**EXERCISE GOAL**
Type out the complete listing below word for word, without its pictures.

**RECORDS FOR THIS TASK**
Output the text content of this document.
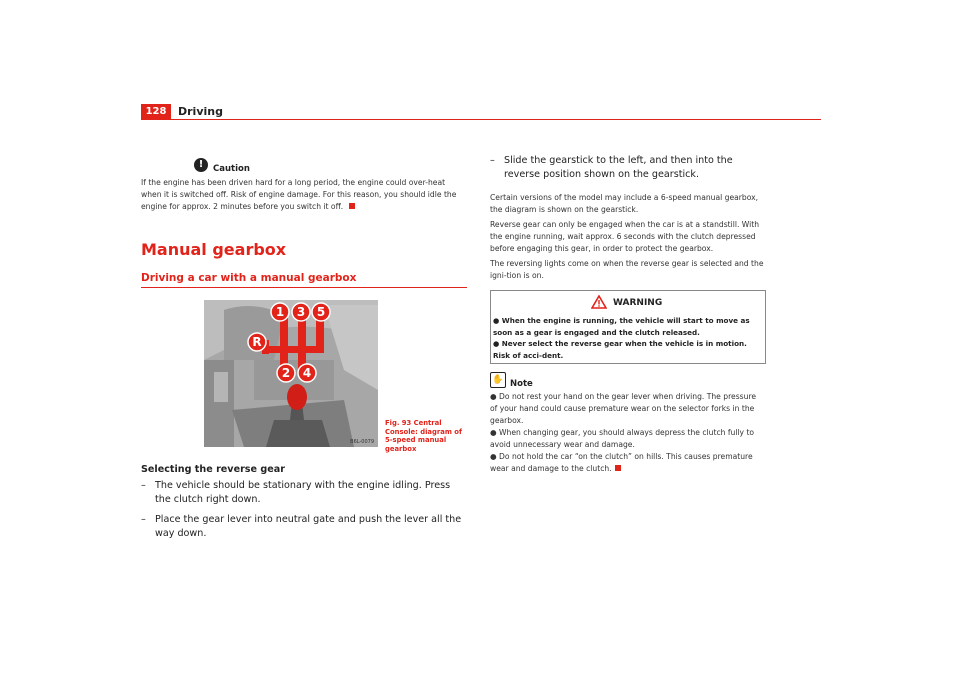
128	Driving
!	Caution
If the engine has been driven hard for a long period, the engine could over-heat when it is switched off. Risk of engine damage. For this reason, you should idle the engine for approx. 2 minutes before you switch it off.
Manual gearbox
Driving a car with a manual gearbox
1 3 5
R
2 4
B6L-0079
Fig. 93 Central Console: diagram of 5-speed manual gearbox
Selecting the reverse gear
– The vehicle should be stationary with the engine idling. Press the clutch right down.
– Place the gear lever into neutral gate and push the lever all the way down.
– Slide the gearstick to the left, and then into the reverse position shown on the gearstick.
Certain versions of the model may include a 6-speed manual gearbox, the diagram is shown on the gearstick.
Reverse gear can only be engaged when the car is at a standstill. With the engine running, wait approx. 6 seconds with the clutch depressed before engaging this gear, in order to protect the gearbox.
The reversing lights come on when the reverse gear is selected and the igni-tion is on.
WARNING
● When the engine is running, the vehicle will start to move as soon as a gear is engaged and the clutch released.
● Never select the reverse gear when the vehicle is in motion. Risk of acci-dent.
✋ Note
● Do not rest your hand on the gear lever when driving. The pressure of your hand could cause premature wear on the selector forks in the gearbox.
● When changing gear, you should always depress the clutch fully to avoid unnecessary wear and damage.
● Do not hold the car “on the clutch” on hills. This causes premature wear and damage to the clutch.
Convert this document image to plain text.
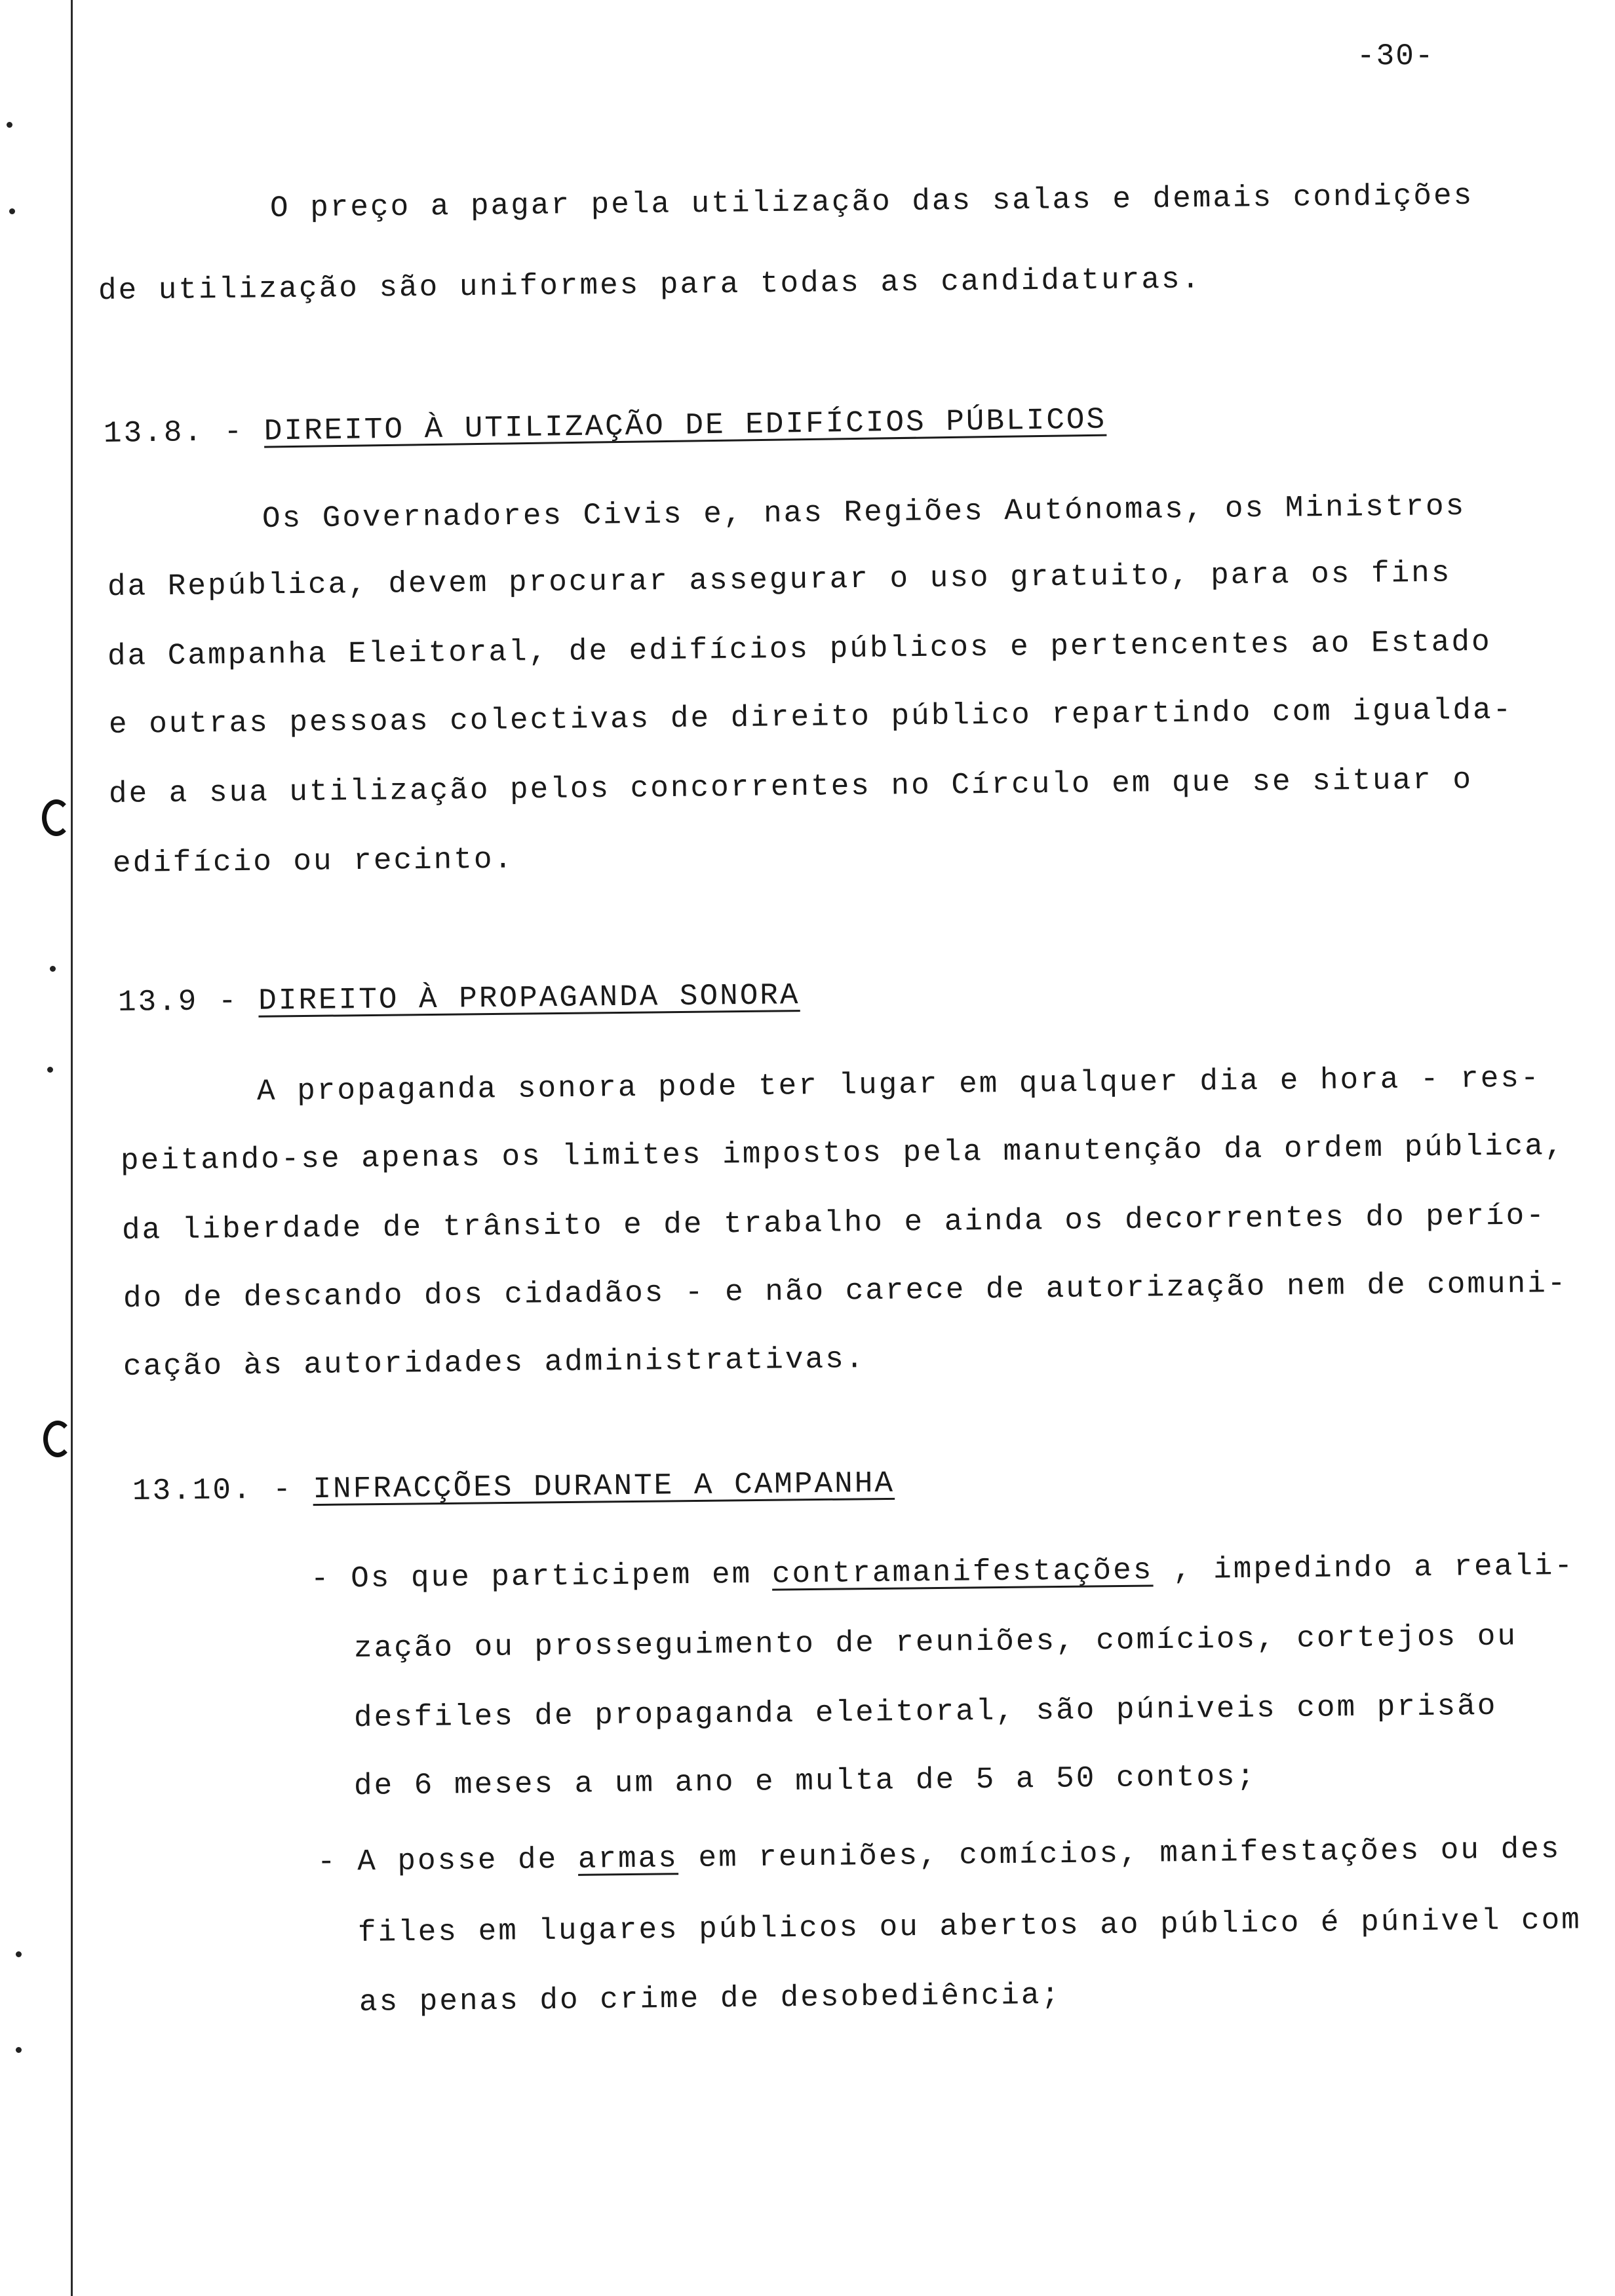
-30-
O preço a pagar pela utilização das salas e demais condições
de utilização são uniformes para todas as candidaturas.
13.8. - DIREITO À UTILIZAÇÃO DE EDIFÍCIOS PÚBLICOS
Os Governadores Civis e, nas Regiões Autónomas, os Ministros
da República, devem procurar assegurar o uso gratuito, para os fins
da Campanha Eleitoral, de edifícios públicos e pertencentes ao Estado
e outras pessoas colectivas de direito público repartindo com igualda-
de a sua utilização pelos concorrentes no Círculo em que se situar o
edifício ou recinto.
13.9 - DIREITO À PROPAGANDA SONORA
A propaganda sonora pode ter lugar em qualquer dia e hora - res-
peitando-se apenas os limites impostos pela manutenção da ordem pública,
da liberdade de trânsito e de trabalho e ainda os decorrentes do perío-
do de descando dos cidadãos - e não carece de autorização nem de comuni-
cação às autoridades administrativas.
13.10. - INFRACÇÕES DURANTE A CAMPANHA
- Os que participem em contramanifestações , impedindo a reali-
zação ou prosseguimento de reuniões, comícios, cortejos ou
desfiles de propaganda eleitoral, são púniveis com prisão
de 6 meses a um ano e multa de 5 a 50 contos;
- A posse de armas em reuniões, comícios, manifestações ou des
files em lugares públicos ou abertos ao público é púnivel com
as penas do crime de desobediência;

**SOLUTION**
Output the text content of this document.
128	Driving
!	Caution
If the engine has been driven hard for a long period, the engine could over-heat when it is switched off. Risk of engine damage. For this reason, you should idle the engine for approx. 2 minutes before you switch it off.
Manual gearbox
Driving a car with a manual gearbox
1 3 5
R
2 4
B6L-0079
Fig. 93 Central Console: diagram of 5-speed manual gearbox
Selecting the reverse gear
– The vehicle should be stationary with the engine idling. Press the clutch right down.
– Place the gear lever into neutral gate and push the lever all the way down.
– Slide the gearstick to the left, and then into the reverse position shown on the gearstick.
Certain versions of the model may include a 6-speed manual gearbox, the diagram is shown on the gearstick.
Reverse gear can only be engaged when the car is at a standstill. With the engine running, wait approx. 6 seconds with the clutch depressed before engaging this gear, in order to protect the gearbox.
The reversing lights come on when the reverse gear is selected and the igni-tion is on.
WARNING
● When the engine is running, the vehicle will start to move as soon as a gear is engaged and the clutch released.
● Never select the reverse gear when the vehicle is in motion. Risk of acci-dent.
✋ Note
● Do not rest your hand on the gear lever when driving. The pressure of your hand could cause premature wear on the selector forks in the gearbox.
● When changing gear, you should always depress the clutch fully to avoid unnecessary wear and damage.
● Do not hold the car “on the clutch” on hills. This causes premature wear and damage to the clutch.
Convert this document image to plain text.
-30-
O preço a pagar pela utilização das salas e demais condições
de utilização são uniformes para todas as candidaturas.
13.8. - DIREITO À UTILIZAÇÃO DE EDIFÍCIOS PÚBLICOS
Os Governadores Civis e, nas Regiões Autónomas, os Ministros
da República, devem procurar assegurar o uso gratuito, para os fins
da Campanha Eleitoral, de edifícios públicos e pertencentes ao Estado
e outras pessoas colectivas de direito público repartindo com igualda-
de a sua utilização pelos concorrentes no Círculo em que se situar o
edifício ou recinto.
13.9 - DIREITO À PROPAGANDA SONORA
A propaganda sonora pode ter lugar em qualquer dia e hora - res-
peitando-se apenas os limites impostos pela manutenção da ordem pública,
da liberdade de trânsito e de trabalho e ainda os decorrentes do perío-
do de descando dos cidadãos - e não carece de autorização nem de comuni-
cação às autoridades administrativas.
13.10. - INFRACÇÕES DURANTE A CAMPANHA
- Os que participem em contramanifestações , impedindo a reali-
zação ou prosseguimento de reuniões, comícios, cortejos ou
desfiles de propaganda eleitoral, são púniveis com prisão
de 6 meses a um ano e multa de 5 a 50 contos;
- A posse de armas em reuniões, comícios, manifestações ou des
files em lugares públicos ou abertos ao público é púnivel com
as penas do crime de desobediência;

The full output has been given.